Extract the text of each entry below exactly, leaving every image behind.

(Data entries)
■ ■ ■ ■ ■

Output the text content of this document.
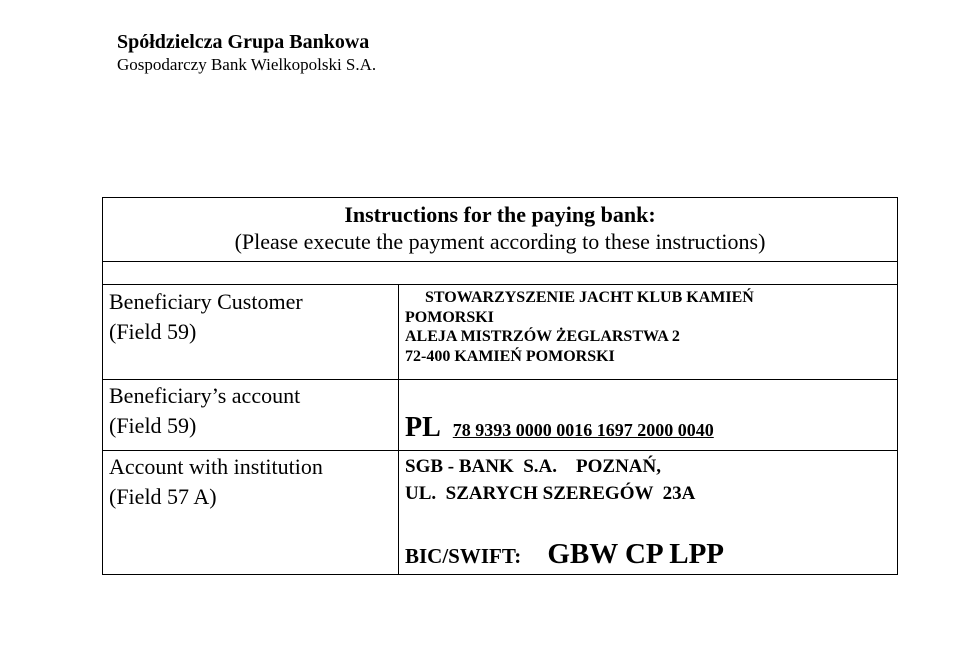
Spółdzielcza Grupa Bankowa
Gospodarczy Bank Wielkopolski S.A.
Instructions for the paying bank:
(Please execute the payment according to these instructions)
Beneficiary Customer
(Field 59)
STOWARZYSZENIE JACHT KLUB KAMIEŃ
POMORSKI
ALEJA MISTRZÓW ŻEGLARSTWA 2
72-400 KAMIEŃ POMORSKI
Beneficiary’s account
(Field 59)	PL 78 9393 0000 0016 1697 2000 0040
Account with institution
(Field 57 A)
SGB - BANK  S.A.    POZNAŃ,
UL.  SZARYCH SZEREGÓW  23A
BIC/SWIFT: GBW CP LPP
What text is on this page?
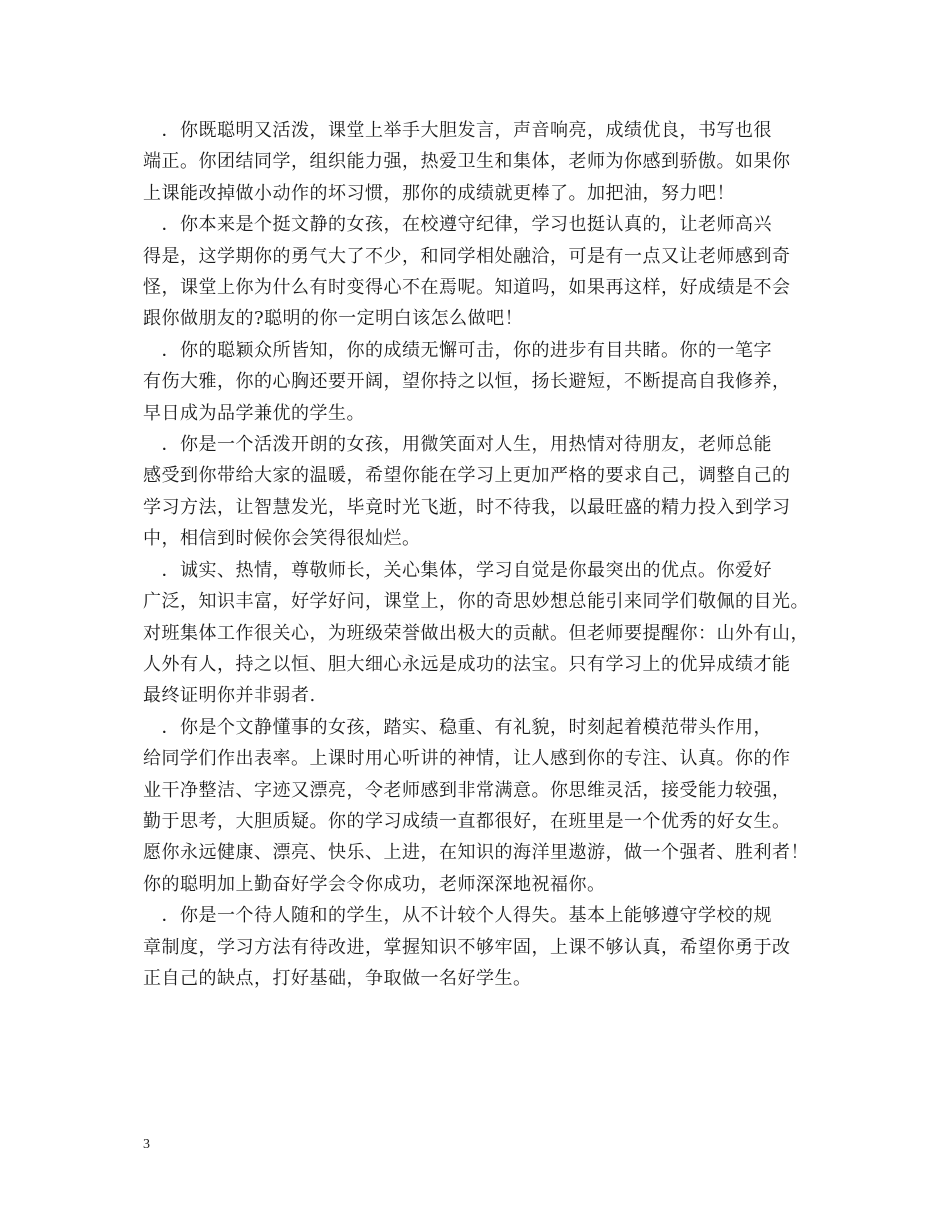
　．你既聪明又活泼，课堂上举手大胆发言，声音响亮，成绩优良，书写也很
端正。你团结同学，组织能力强，热爱卫生和集体，老师为你感到骄傲。如果你
上课能改掉做小动作的坏习惯，那你的成绩就更棒了。加把油，努力吧！

　．你本来是个挺文静的女孩，在校遵守纪律，学习也挺认真的，让老师高兴
得是，这学期你的勇气大了不少，和同学相处融洽，可是有一点又让老师感到奇
怪，课堂上你为什么有时变得心不在焉呢。知道吗，如果再这样，好成绩是不会
跟你做朋友的?聪明的你一定明白该怎么做吧！

　．你的聪颖众所皆知，你的成绩无懈可击，你的进步有目共睹。你的一笔字
有伤大雅，你的心胸还要开阔，望你持之以恒，扬长避短，不断提高自我修养，
早日成为品学兼优的学生。

　．你是一个活泼开朗的女孩，用微笑面对人生，用热情对待朋友，老师总能
感受到你带给大家的温暖，希望你能在学习上更加严格的要求自己，调整自己的
学习方法，让智慧发光，毕竟时光飞逝，时不待我，以最旺盛的精力投入到学习
中，相信到时候你会笑得很灿烂。

　．诚实、热情，尊敬师长，关心集体，学习自觉是你最突出的优点。你爱好
广泛，知识丰富，好学好问，课堂上，你的奇思妙想总能引来同学们敬佩的目光。
对班集体工作很关心，为班级荣誉做出极大的贡献。但老师要提醒你：山外有山，
人外有人，持之以恒、胆大细心永远是成功的法宝。只有学习上的优异成绩才能
最终证明你并非弱者.

　．你是个文静懂事的女孩，踏实、稳重、有礼貌，时刻起着模范带头作用，
给同学们作出表率。上课时用心听讲的神情，让人感到你的专注、认真。你的作
业干净整洁、字迹又漂亮，令老师感到非常满意。你思维灵活，接受能力较强，
勤于思考，大胆质疑。你的学习成绩一直都很好，在班里是一个优秀的好女生。
愿你永远健康、漂亮、快乐、上进，在知识的海洋里遨游，做一个强者、胜利者！
你的聪明加上勤奋好学会令你成功，老师深深地祝福你。

　．你是一个待人随和的学生，从不计较个人得失。基本上能够遵守学校的规
章制度，学习方法有待改进，掌握知识不够牢固，上课不够认真，希望你勇于改
正自己的缺点，打好基础，争取做一名好学生。

3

■ ■ ■ ■ ■

■ Response for this exercise
Output the text content of this document.
Spółdzielcza Grupa Bankowa
Gospodarczy Bank Wielkopolski S.A.
Instructions for the paying bank:
(Please execute the payment according to these instructions)
Beneficiary Customer
(Field 59)
STOWARZYSZENIE JACHT KLUB KAMIEŃ
POMORSKI
ALEJA MISTRZÓW ŻEGLARSTWA 2
72-400 KAMIEŃ POMORSKI
Beneficiary’s account
(Field 59)	PL 78 9393 0000 0016 1697 2000 0040
Account with institution
(Field 57 A)
SGB - BANK  S.A.    POZNAŃ,
UL.  SZARYCH SZEREGÓW  23A
BIC/SWIFT: GBW CP LPP
What text is on this page?
　．你既聪明又活泼，课堂上举手大胆发言，声音响亮，成绩优良，书写也很
端正。你团结同学，组织能力强，热爱卫生和集体，老师为你感到骄傲。如果你
上课能改掉做小动作的坏习惯，那你的成绩就更棒了。加把油，努力吧！

　．你本来是个挺文静的女孩，在校遵守纪律，学习也挺认真的，让老师高兴
得是，这学期你的勇气大了不少，和同学相处融洽，可是有一点又让老师感到奇
怪，课堂上你为什么有时变得心不在焉呢。知道吗，如果再这样，好成绩是不会
跟你做朋友的?聪明的你一定明白该怎么做吧！

　．你的聪颖众所皆知，你的成绩无懈可击，你的进步有目共睹。你的一笔字
有伤大雅，你的心胸还要开阔，望你持之以恒，扬长避短，不断提高自我修养，
早日成为品学兼优的学生。

　．你是一个活泼开朗的女孩，用微笑面对人生，用热情对待朋友，老师总能
感受到你带给大家的温暖，希望你能在学习上更加严格的要求自己，调整自己的
学习方法，让智慧发光，毕竟时光飞逝，时不待我，以最旺盛的精力投入到学习
中，相信到时候你会笑得很灿烂。

　．诚实、热情，尊敬师长，关心集体，学习自觉是你最突出的优点。你爱好
广泛，知识丰富，好学好问，课堂上，你的奇思妙想总能引来同学们敬佩的目光。
对班集体工作很关心，为班级荣誉做出极大的贡献。但老师要提醒你：山外有山，
人外有人，持之以恒、胆大细心永远是成功的法宝。只有学习上的优异成绩才能
最终证明你并非弱者.

　．你是个文静懂事的女孩，踏实、稳重、有礼貌，时刻起着模范带头作用，
给同学们作出表率。上课时用心听讲的神情，让人感到你的专注、认真。你的作
业干净整洁、字迹又漂亮，令老师感到非常满意。你思维灵活，接受能力较强，
勤于思考，大胆质疑。你的学习成绩一直都很好，在班里是一个优秀的好女生。
愿你永远健康、漂亮、快乐、上进，在知识的海洋里遨游，做一个强者、胜利者！
你的聪明加上勤奋好学会令你成功，老师深深地祝福你。

　．你是一个待人随和的学生，从不计较个人得失。基本上能够遵守学校的规
章制度，学习方法有待改进，掌握知识不够牢固，上课不够认真，希望你勇于改
正自己的缺点，打好基础，争取做一名好学生。

3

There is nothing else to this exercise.